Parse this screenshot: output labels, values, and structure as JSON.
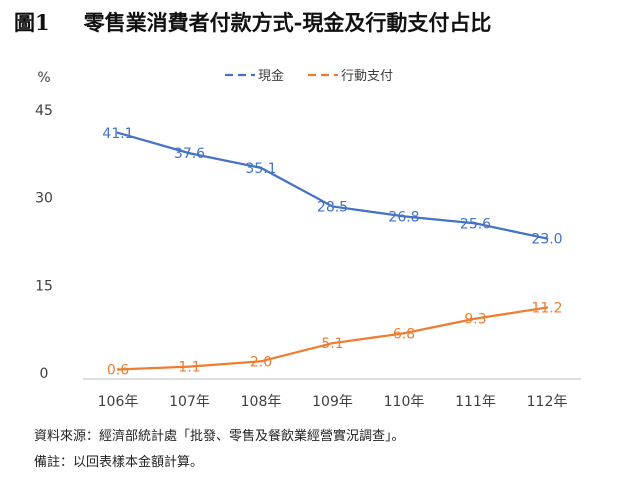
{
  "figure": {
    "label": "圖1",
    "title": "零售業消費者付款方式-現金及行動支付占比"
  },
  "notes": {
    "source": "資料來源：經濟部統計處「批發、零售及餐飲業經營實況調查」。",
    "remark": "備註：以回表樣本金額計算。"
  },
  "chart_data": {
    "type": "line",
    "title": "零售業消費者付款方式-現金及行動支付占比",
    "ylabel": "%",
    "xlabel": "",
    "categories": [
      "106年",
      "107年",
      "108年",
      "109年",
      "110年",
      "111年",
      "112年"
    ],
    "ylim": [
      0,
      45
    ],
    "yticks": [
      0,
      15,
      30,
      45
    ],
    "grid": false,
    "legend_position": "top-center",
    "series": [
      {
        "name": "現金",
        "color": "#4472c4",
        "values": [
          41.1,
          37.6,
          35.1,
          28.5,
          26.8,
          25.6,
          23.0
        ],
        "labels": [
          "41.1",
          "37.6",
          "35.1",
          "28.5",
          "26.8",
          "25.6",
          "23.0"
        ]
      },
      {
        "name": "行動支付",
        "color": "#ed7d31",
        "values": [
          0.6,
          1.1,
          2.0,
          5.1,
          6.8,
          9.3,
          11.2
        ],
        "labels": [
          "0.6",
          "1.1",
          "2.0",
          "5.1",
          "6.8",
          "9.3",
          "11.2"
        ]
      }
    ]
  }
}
################
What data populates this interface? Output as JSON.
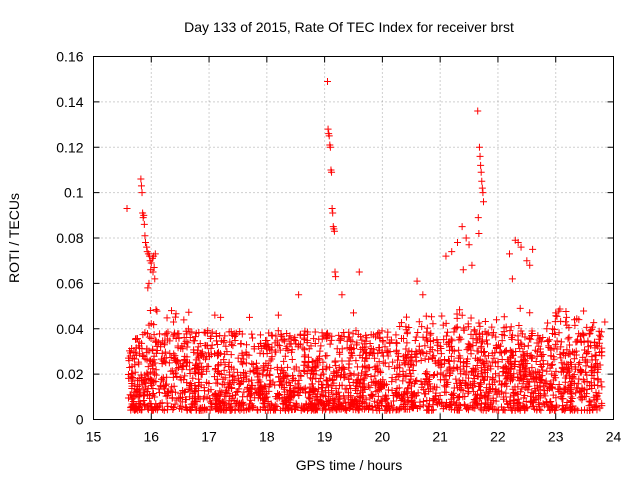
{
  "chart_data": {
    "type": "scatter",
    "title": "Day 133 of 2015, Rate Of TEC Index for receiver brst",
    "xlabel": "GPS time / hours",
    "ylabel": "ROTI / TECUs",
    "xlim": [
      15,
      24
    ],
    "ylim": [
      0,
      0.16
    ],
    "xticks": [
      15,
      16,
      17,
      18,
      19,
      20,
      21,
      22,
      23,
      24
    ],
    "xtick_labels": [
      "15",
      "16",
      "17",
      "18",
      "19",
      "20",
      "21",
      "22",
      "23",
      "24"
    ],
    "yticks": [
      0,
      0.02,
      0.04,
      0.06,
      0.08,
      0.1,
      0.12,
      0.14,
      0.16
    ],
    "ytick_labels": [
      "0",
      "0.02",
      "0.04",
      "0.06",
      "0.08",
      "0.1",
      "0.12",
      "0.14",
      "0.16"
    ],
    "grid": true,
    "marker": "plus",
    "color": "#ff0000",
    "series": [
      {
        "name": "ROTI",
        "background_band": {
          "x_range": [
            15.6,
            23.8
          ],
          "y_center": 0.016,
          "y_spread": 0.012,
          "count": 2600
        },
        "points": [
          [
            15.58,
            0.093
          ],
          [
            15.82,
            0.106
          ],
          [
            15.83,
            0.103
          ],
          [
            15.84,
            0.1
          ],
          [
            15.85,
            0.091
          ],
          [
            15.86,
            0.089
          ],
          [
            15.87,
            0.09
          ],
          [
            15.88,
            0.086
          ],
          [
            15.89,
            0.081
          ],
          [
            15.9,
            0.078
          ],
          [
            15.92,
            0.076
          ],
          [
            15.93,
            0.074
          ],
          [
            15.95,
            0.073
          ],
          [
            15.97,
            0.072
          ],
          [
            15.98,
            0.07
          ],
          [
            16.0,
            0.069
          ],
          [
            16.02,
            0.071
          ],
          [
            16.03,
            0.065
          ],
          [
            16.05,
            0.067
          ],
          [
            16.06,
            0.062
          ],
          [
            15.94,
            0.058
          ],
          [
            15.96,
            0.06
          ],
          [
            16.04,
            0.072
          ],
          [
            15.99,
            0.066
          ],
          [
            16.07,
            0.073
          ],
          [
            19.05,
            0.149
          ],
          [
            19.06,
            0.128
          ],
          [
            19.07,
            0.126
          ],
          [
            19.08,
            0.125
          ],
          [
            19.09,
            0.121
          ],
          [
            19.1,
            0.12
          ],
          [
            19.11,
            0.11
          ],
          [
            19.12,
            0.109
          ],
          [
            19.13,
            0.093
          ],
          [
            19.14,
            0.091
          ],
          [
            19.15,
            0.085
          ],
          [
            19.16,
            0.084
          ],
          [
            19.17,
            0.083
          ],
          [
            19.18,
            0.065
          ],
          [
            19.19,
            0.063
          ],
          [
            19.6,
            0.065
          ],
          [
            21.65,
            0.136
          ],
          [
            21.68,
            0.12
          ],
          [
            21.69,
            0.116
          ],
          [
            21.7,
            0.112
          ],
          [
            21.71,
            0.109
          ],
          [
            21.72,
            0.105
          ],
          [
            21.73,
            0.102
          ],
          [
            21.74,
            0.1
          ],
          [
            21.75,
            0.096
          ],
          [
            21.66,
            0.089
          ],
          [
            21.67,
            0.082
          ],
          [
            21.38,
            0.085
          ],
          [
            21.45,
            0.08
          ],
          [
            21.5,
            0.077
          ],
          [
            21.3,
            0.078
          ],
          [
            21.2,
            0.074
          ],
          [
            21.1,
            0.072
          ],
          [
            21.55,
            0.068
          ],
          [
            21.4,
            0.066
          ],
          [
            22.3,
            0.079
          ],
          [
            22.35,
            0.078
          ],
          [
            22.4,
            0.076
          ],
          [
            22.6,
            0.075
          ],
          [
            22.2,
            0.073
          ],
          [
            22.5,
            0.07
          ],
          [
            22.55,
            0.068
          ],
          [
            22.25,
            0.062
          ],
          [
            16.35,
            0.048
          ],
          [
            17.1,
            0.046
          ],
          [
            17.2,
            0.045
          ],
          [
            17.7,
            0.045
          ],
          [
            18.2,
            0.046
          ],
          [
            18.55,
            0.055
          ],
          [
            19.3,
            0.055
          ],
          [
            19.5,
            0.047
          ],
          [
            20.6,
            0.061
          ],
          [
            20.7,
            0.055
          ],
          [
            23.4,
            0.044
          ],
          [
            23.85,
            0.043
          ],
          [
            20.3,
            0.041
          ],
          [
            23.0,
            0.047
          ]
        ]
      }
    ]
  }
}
################
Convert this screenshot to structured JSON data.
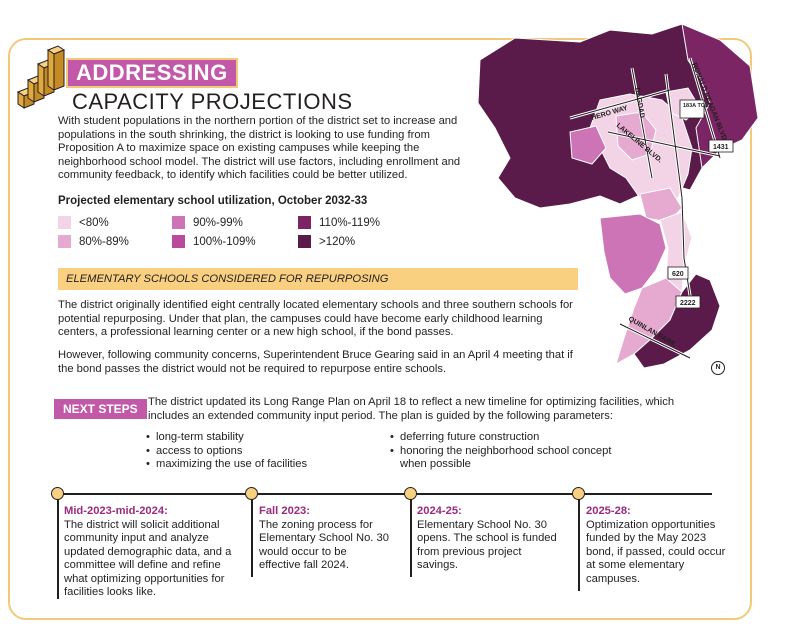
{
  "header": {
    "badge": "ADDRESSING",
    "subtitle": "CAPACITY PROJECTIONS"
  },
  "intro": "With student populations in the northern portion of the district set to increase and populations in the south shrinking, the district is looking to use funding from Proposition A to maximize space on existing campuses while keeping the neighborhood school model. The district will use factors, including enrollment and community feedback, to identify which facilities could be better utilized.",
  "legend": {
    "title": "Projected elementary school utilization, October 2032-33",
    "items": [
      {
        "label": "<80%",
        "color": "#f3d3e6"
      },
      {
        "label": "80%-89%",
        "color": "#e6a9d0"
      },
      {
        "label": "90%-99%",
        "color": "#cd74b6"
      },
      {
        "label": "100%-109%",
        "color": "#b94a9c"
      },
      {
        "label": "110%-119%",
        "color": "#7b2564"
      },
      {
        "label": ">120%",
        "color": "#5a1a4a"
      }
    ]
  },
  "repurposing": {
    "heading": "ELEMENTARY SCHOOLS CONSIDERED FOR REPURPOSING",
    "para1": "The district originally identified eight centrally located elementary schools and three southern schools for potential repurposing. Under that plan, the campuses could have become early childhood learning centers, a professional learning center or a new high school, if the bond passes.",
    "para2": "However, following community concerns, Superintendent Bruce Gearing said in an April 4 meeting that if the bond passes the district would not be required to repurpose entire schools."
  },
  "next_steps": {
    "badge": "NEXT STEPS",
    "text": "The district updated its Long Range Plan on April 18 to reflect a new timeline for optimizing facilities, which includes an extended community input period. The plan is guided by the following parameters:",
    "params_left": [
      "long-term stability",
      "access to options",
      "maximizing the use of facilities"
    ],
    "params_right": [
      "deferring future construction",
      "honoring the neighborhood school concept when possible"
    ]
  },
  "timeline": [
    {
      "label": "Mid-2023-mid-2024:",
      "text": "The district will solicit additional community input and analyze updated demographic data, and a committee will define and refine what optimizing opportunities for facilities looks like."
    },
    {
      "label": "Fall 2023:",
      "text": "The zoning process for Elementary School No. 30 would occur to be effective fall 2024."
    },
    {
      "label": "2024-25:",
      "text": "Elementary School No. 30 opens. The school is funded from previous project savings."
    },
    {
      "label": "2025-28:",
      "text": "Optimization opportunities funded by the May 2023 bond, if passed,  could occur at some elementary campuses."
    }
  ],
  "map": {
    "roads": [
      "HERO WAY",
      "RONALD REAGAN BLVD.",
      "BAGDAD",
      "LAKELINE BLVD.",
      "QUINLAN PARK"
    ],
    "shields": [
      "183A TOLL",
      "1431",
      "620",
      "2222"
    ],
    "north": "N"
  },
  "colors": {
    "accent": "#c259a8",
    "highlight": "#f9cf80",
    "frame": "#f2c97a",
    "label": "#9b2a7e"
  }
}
################
**What is asked:**
Figure out how many lines above include the string "will", then report that number and nothing else.

**Solution for this exercise:**
2